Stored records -
#####

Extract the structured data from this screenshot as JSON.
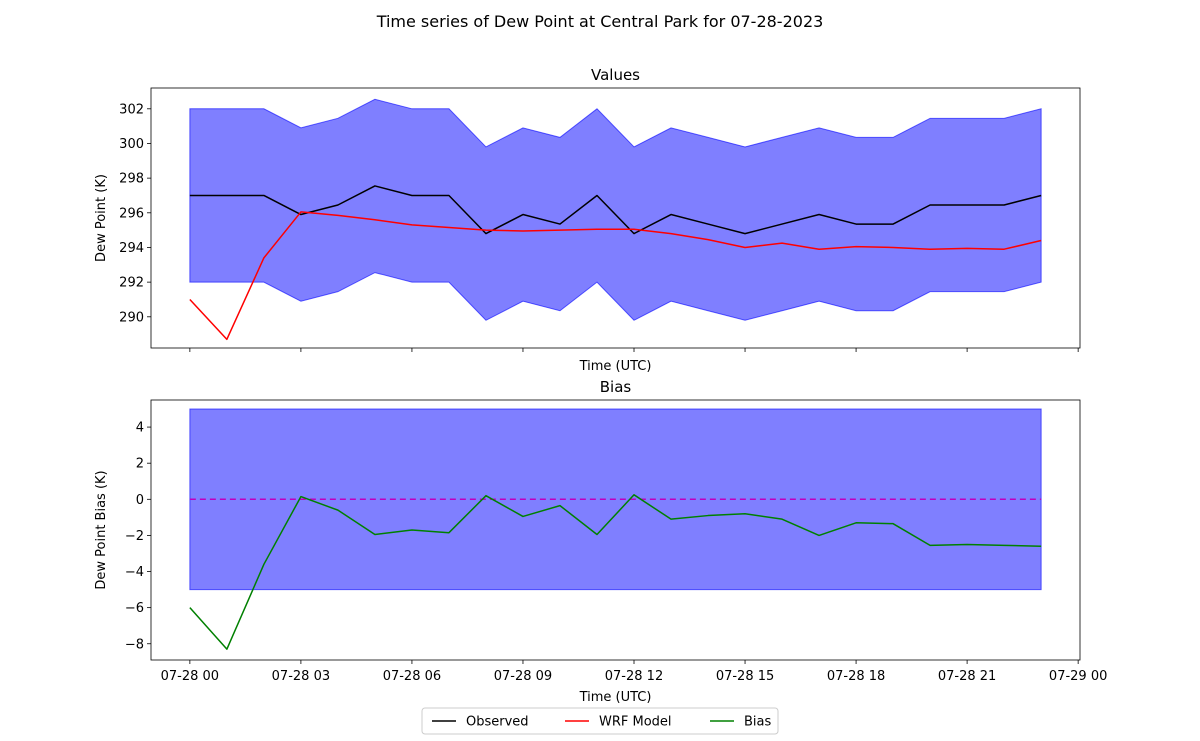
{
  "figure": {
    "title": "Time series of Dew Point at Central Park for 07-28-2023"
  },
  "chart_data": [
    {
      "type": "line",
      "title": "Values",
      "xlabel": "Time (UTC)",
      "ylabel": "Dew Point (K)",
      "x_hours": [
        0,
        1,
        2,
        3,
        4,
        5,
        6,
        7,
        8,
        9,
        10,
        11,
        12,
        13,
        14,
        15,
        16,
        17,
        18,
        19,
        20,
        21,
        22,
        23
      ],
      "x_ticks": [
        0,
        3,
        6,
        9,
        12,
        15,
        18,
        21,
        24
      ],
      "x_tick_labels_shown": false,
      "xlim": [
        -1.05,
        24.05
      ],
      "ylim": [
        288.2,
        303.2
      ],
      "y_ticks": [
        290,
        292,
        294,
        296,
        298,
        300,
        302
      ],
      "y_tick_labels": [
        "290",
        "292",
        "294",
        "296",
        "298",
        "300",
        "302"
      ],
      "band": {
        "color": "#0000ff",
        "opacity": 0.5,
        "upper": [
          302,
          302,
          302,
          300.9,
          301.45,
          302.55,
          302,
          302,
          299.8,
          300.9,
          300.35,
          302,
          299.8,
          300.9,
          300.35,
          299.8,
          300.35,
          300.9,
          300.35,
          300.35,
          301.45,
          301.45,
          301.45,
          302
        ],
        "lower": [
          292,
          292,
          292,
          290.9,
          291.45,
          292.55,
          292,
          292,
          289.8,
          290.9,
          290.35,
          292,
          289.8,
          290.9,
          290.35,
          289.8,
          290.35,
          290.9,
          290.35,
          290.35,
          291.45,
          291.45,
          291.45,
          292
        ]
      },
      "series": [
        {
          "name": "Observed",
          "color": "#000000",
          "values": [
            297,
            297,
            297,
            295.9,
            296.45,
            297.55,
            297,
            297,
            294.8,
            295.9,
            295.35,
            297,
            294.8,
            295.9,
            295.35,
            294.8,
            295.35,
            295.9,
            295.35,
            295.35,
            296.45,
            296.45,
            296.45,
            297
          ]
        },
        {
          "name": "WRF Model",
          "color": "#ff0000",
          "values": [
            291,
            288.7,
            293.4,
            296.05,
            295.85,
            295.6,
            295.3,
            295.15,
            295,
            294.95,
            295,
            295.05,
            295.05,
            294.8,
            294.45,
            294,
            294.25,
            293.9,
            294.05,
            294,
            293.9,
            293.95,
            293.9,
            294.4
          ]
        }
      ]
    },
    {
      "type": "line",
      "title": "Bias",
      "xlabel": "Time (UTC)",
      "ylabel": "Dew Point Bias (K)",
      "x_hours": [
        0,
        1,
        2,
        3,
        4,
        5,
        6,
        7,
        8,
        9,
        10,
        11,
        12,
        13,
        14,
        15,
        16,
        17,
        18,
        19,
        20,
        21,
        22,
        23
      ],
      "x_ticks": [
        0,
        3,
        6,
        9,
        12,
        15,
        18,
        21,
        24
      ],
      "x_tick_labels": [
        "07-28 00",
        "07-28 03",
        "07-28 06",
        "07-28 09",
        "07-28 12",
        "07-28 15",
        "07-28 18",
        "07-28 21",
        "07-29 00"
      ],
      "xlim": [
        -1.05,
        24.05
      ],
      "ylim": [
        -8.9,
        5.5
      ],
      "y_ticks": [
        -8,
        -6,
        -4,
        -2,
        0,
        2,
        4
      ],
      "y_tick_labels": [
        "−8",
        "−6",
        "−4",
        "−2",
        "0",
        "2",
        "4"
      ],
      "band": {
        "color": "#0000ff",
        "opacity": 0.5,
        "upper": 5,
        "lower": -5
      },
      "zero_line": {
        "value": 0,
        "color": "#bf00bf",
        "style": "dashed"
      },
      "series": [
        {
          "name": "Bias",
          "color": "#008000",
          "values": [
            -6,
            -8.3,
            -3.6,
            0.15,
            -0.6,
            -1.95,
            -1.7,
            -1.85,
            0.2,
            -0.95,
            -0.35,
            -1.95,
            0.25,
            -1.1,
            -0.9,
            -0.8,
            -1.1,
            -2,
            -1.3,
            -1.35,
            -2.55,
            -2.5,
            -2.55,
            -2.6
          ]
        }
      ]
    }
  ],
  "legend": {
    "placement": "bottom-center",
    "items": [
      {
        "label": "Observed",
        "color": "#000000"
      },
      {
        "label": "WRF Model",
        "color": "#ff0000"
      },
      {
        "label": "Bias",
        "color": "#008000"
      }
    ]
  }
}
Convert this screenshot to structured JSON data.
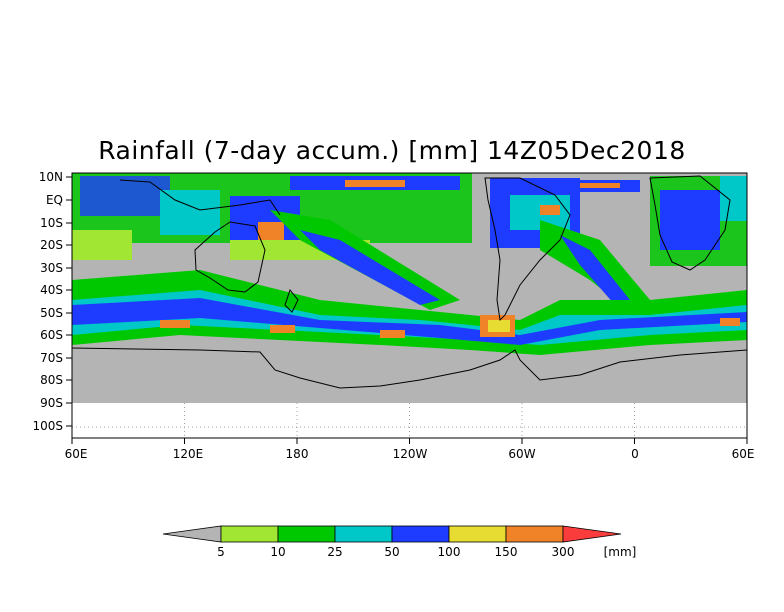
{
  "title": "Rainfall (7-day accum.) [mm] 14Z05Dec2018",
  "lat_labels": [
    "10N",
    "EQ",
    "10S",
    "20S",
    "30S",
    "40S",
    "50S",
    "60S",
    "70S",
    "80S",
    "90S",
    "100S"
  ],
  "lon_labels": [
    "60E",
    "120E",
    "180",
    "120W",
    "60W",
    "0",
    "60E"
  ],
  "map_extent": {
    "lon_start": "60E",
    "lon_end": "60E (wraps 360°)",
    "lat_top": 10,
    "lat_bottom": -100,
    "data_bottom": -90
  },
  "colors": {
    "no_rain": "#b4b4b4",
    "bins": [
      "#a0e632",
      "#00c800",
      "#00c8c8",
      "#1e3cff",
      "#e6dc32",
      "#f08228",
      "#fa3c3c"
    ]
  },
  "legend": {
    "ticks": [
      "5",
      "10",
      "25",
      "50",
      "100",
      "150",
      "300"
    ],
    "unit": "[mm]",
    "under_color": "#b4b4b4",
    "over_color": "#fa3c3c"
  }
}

#####

Exercise task - Copy the records above exactly. The pictures are not part of the copy.

Correct response -
Extract the structured data from this screenshot as JSON.
{
  "figure": {
    "title": "Time series of Dew Point at Central Park for 07-28-2023"
  },
  "chart_data": [
    {
      "type": "line",
      "title": "Values",
      "xlabel": "Time (UTC)",
      "ylabel": "Dew Point (K)",
      "x_hours": [
        0,
        1,
        2,
        3,
        4,
        5,
        6,
        7,
        8,
        9,
        10,
        11,
        12,
        13,
        14,
        15,
        16,
        17,
        18,
        19,
        20,
        21,
        22,
        23
      ],
      "x_ticks": [
        0,
        3,
        6,
        9,
        12,
        15,
        18,
        21,
        24
      ],
      "x_tick_labels_shown": false,
      "xlim": [
        -1.05,
        24.05
      ],
      "ylim": [
        288.2,
        303.2
      ],
      "y_ticks": [
        290,
        292,
        294,
        296,
        298,
        300,
        302
      ],
      "y_tick_labels": [
        "290",
        "292",
        "294",
        "296",
        "298",
        "300",
        "302"
      ],
      "band": {
        "color": "#0000ff",
        "opacity": 0.5,
        "upper": [
          302,
          302,
          302,
          300.9,
          301.45,
          302.55,
          302,
          302,
          299.8,
          300.9,
          300.35,
          302,
          299.8,
          300.9,
          300.35,
          299.8,
          300.35,
          300.9,
          300.35,
          300.35,
          301.45,
          301.45,
          301.45,
          302
        ],
        "lower": [
          292,
          292,
          292,
          290.9,
          291.45,
          292.55,
          292,
          292,
          289.8,
          290.9,
          290.35,
          292,
          289.8,
          290.9,
          290.35,
          289.8,
          290.35,
          290.9,
          290.35,
          290.35,
          291.45,
          291.45,
          291.45,
          292
        ]
      },
      "series": [
        {
          "name": "Observed",
          "color": "#000000",
          "values": [
            297,
            297,
            297,
            295.9,
            296.45,
            297.55,
            297,
            297,
            294.8,
            295.9,
            295.35,
            297,
            294.8,
            295.9,
            295.35,
            294.8,
            295.35,
            295.9,
            295.35,
            295.35,
            296.45,
            296.45,
            296.45,
            297
          ]
        },
        {
          "name": "WRF Model",
          "color": "#ff0000",
          "values": [
            291,
            288.7,
            293.4,
            296.05,
            295.85,
            295.6,
            295.3,
            295.15,
            295,
            294.95,
            295,
            295.05,
            295.05,
            294.8,
            294.45,
            294,
            294.25,
            293.9,
            294.05,
            294,
            293.9,
            293.95,
            293.9,
            294.4
          ]
        }
      ]
    },
    {
      "type": "line",
      "title": "Bias",
      "xlabel": "Time (UTC)",
      "ylabel": "Dew Point Bias (K)",
      "x_hours": [
        0,
        1,
        2,
        3,
        4,
        5,
        6,
        7,
        8,
        9,
        10,
        11,
        12,
        13,
        14,
        15,
        16,
        17,
        18,
        19,
        20,
        21,
        22,
        23
      ],
      "x_ticks": [
        0,
        3,
        6,
        9,
        12,
        15,
        18,
        21,
        24
      ],
      "x_tick_labels": [
        "07-28 00",
        "07-28 03",
        "07-28 06",
        "07-28 09",
        "07-28 12",
        "07-28 15",
        "07-28 18",
        "07-28 21",
        "07-29 00"
      ],
      "xlim": [
        -1.05,
        24.05
      ],
      "ylim": [
        -8.9,
        5.5
      ],
      "y_ticks": [
        -8,
        -6,
        -4,
        -2,
        0,
        2,
        4
      ],
      "y_tick_labels": [
        "−8",
        "−6",
        "−4",
        "−2",
        "0",
        "2",
        "4"
      ],
      "band": {
        "color": "#0000ff",
        "opacity": 0.5,
        "upper": 5,
        "lower": -5
      },
      "zero_line": {
        "value": 0,
        "color": "#bf00bf",
        "style": "dashed"
      },
      "series": [
        {
          "name": "Bias",
          "color": "#008000",
          "values": [
            -6,
            -8.3,
            -3.6,
            0.15,
            -0.6,
            -1.95,
            -1.7,
            -1.85,
            0.2,
            -0.95,
            -0.35,
            -1.95,
            0.25,
            -1.1,
            -0.9,
            -0.8,
            -1.1,
            -2,
            -1.3,
            -1.35,
            -2.55,
            -2.5,
            -2.55,
            -2.6
          ]
        }
      ]
    }
  ],
  "legend": {
    "placement": "bottom-center",
    "items": [
      {
        "label": "Observed",
        "color": "#000000"
      },
      {
        "label": "WRF Model",
        "color": "#ff0000"
      },
      {
        "label": "Bias",
        "color": "#008000"
      }
    ]
  }
}
Convert this screenshot to structured JSON data.
{
  "title": "Rainfall (7-day accum.) [mm] 14Z05Dec2018",
  "lat_labels": [
    "10N",
    "EQ",
    "10S",
    "20S",
    "30S",
    "40S",
    "50S",
    "60S",
    "70S",
    "80S",
    "90S",
    "100S"
  ],
  "lon_labels": [
    "60E",
    "120E",
    "180",
    "120W",
    "60W",
    "0",
    "60E"
  ],
  "map_extent": {
    "lon_start": "60E",
    "lon_end": "60E (wraps 360°)",
    "lat_top": 10,
    "lat_bottom": -100,
    "data_bottom": -90
  },
  "colors": {
    "no_rain": "#b4b4b4",
    "bins": [
      "#a0e632",
      "#00c800",
      "#00c8c8",
      "#1e3cff",
      "#e6dc32",
      "#f08228",
      "#fa3c3c"
    ]
  },
  "legend": {
    "ticks": [
      "5",
      "10",
      "25",
      "50",
      "100",
      "150",
      "300"
    ],
    "unit": "[mm]",
    "under_color": "#b4b4b4",
    "over_color": "#fa3c3c"
  }
}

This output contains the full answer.